Record list ▸

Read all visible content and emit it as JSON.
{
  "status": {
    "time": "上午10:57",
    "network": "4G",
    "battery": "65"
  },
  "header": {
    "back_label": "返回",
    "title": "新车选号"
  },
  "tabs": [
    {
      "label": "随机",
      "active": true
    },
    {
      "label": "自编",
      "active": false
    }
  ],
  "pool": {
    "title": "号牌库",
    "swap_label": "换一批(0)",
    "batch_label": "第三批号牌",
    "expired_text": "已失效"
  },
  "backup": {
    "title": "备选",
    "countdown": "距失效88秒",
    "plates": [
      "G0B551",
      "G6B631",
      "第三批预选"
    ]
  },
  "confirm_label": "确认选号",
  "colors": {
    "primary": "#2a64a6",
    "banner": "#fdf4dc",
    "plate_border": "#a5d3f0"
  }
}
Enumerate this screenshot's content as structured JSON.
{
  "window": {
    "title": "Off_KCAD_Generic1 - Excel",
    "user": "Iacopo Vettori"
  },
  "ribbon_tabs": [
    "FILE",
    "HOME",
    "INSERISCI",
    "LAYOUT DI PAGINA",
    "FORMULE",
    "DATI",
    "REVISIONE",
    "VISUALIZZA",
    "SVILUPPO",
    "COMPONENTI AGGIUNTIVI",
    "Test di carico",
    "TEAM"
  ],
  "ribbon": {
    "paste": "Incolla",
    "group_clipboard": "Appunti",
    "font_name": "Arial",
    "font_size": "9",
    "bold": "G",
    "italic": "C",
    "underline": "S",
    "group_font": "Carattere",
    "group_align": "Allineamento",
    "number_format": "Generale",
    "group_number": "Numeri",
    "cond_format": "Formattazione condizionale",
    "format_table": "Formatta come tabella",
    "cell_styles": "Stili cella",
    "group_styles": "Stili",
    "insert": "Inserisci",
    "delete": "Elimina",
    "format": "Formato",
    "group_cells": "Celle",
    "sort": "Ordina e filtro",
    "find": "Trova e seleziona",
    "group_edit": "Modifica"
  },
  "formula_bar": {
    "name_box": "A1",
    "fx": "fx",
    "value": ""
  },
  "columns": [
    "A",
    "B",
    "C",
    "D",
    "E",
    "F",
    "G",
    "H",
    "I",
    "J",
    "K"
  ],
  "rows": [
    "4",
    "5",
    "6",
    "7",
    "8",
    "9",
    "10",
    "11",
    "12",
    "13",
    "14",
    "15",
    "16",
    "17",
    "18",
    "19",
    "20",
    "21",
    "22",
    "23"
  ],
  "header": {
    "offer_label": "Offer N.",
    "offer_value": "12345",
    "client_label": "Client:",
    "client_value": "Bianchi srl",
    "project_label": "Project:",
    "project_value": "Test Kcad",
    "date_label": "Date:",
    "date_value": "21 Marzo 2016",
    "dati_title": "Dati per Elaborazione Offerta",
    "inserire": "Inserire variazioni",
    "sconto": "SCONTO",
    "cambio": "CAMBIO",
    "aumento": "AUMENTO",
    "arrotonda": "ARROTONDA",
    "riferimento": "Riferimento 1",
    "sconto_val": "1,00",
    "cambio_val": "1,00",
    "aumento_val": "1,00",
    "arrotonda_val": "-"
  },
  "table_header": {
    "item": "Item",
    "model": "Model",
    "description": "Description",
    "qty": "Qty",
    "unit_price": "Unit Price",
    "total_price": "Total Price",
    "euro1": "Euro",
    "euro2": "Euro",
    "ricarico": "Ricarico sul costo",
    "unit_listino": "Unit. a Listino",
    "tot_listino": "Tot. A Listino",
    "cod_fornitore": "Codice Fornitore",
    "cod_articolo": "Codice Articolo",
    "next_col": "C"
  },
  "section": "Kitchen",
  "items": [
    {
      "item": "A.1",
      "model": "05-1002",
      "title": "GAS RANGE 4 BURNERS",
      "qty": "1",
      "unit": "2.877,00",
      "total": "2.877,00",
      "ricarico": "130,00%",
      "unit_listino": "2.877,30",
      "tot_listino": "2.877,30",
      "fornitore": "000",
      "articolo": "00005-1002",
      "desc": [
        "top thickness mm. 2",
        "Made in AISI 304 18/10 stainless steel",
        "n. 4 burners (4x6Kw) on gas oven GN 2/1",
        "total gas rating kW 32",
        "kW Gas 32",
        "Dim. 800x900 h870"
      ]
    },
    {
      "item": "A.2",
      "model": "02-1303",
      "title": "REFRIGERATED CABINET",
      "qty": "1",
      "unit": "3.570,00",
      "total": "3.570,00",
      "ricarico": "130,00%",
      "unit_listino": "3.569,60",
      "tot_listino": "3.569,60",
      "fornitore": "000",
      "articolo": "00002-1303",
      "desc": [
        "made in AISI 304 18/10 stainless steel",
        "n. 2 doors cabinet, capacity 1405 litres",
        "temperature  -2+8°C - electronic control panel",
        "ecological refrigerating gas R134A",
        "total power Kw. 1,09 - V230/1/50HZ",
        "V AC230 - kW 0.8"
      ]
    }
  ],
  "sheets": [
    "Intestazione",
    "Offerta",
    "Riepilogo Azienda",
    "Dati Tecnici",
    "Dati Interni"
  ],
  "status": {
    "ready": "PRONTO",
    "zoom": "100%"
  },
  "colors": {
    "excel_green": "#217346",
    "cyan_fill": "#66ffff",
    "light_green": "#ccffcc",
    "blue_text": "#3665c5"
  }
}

Goal ▸
Take each line of the material that contains the word "Price" and list it.

Completed task ▸
    "unit_price": "Unit Price",
    "total_price": "Total Price",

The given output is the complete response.